═══ GIVEN PASSAGE ═══
The filmmakers interviewed in Room 666 are:
  • Jean-Luc Godard
  • Paul Morrissey
  • Mike De Leon
  • Monte Hellman
  • Romain Goupil
  • Susan Seidelman
  • Noël Simsolo
  • Rainer Werner Fassbinder
  • Werner Herzog
  • Robert Kramer
  • Ana Carolina
  • Maroun Bagdadi
  • Steven Spielberg
  • Michelangelo Antonioni
  • Wim Wenders
  • Yilmaz Güney
This is an absolutely fascinating aggregation of folks, and a similarly wide gamut of reactions to Wenders' kind of doomsday prophesying. It's really interesting to hear, for example, Godard make what he considers a prime differentiation between going to a film and watching television, namely the size of the screen, which might beg the question as to what he may have thought about contemporary oversized wall mounted affairs. In the kind of funny department, it's also at time hilarious to see how the various people react to the very room, and to the fact that Wenders left a television on. Only the inimitable Werner Herzog walks and in and pretty much shuts the damn thing off (after having removed his shoes and socks.
═══ STORED DATA ═══
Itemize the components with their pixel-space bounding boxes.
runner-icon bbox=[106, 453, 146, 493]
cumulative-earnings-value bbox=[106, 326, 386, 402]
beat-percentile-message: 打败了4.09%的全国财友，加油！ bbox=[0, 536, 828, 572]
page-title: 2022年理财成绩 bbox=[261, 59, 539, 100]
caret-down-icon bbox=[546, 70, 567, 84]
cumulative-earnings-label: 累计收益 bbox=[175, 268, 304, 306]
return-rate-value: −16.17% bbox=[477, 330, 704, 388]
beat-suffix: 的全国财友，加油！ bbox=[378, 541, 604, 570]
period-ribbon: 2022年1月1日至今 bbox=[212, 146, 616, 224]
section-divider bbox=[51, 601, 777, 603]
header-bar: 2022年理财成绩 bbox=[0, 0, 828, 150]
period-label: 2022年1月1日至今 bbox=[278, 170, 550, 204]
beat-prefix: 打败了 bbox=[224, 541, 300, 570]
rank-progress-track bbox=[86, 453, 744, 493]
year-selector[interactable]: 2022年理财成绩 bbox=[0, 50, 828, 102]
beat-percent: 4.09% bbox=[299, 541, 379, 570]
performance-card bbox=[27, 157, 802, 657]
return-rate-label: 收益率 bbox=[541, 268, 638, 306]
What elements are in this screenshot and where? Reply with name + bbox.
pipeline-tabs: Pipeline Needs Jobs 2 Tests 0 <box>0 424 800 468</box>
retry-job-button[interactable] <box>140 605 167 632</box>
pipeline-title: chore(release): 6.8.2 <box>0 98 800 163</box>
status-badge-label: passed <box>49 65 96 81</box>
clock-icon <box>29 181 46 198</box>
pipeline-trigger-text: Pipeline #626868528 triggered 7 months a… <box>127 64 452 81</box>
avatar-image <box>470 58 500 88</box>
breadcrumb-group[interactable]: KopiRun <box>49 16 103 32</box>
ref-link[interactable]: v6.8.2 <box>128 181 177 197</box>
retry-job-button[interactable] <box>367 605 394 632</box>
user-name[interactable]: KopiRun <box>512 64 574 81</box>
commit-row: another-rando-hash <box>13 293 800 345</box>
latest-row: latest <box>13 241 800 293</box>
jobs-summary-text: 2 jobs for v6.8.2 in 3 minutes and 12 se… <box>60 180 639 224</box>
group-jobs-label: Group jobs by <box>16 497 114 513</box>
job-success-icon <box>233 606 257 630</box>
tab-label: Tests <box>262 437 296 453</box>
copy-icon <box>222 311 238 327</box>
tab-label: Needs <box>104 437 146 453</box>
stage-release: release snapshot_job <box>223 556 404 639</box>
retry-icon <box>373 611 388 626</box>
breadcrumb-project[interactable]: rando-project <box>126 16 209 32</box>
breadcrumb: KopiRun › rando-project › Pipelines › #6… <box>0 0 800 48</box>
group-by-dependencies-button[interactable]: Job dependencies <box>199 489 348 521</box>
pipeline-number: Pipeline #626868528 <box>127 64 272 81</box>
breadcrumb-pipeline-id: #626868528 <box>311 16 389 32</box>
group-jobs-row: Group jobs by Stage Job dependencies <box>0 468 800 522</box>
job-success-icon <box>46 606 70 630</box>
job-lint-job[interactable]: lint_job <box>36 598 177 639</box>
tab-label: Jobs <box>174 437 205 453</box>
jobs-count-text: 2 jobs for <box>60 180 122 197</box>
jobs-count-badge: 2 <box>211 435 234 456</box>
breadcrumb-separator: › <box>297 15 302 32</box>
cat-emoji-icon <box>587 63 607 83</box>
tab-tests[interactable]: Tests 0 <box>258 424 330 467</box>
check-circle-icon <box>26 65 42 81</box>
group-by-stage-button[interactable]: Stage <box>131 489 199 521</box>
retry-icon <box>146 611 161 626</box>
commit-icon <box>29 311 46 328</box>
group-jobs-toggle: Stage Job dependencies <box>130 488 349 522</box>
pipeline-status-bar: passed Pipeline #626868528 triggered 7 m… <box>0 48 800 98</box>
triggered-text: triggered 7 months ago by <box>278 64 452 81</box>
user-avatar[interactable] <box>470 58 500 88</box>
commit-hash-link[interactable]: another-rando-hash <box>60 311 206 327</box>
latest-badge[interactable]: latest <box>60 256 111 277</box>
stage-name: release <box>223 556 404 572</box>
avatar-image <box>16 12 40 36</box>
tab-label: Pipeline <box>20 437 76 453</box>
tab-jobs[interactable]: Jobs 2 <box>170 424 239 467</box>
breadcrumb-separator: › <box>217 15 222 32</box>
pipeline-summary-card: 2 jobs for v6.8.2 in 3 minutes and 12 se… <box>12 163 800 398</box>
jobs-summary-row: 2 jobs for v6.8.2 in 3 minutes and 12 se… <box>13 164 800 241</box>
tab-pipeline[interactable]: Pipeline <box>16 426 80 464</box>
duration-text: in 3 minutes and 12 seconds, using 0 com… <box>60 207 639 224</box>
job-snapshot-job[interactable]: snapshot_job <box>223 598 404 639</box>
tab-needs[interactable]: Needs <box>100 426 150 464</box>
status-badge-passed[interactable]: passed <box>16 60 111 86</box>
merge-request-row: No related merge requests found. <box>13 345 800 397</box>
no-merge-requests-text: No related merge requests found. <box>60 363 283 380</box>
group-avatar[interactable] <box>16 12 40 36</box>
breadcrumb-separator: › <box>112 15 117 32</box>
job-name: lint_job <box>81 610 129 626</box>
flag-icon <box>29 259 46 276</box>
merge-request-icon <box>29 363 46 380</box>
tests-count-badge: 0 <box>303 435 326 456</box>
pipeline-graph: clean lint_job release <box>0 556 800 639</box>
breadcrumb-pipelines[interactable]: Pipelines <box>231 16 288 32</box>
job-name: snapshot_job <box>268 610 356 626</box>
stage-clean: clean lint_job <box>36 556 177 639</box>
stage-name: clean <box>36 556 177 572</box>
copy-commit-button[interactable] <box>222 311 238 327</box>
═══
* WORK TO BE COMPLETED
Carry on the passage about Room 666 from its final sentence.

* RESPONSE BELOW
Room 666 Blu-ray Movie, Video Quality  5.0 of 5

Room 666 is presented on Blu-ray courtesy of Criterion with an AVC encoded 1080p transfer in 1.37:1. While the foldout leaflet included with this release has no technical information, there is a text card before the presentation offering this, which may suffer a bit from a bit of "lost in translation" syndrome:

For the restoration, the 16mm camera negative was scanned in 4K using the wet gate method, then retouched and color corrected in a 2K resolution.

In 1982, the mix was recorded analog on 17.5mm magnetic track. The audio was digitized and carefully cleaned up from noise and static clicks, while leaving the originally intended cinematic sound composition untouched.

All work was carried out at L'Immagine Ritrovata, Bolgona, Basis Berlin Postrpdocuktion and Eurotape, Berlin.
This is an appealing looking transfer, and for those who worry about color timing when they see L'Immagine Ritrovata, to my eyes the palette looks natural and well suffused, albeit within the confines of a rather short documentary set entirely in a pretty bland, generic looking hotel room. There's not a wealth of opportunity for dazzling fine detail levels, since everything is more or less a midrange framing, except for those iconoclasts who get up and walk around the room, occasionally rather close to the camera. Grain resolves without any issues.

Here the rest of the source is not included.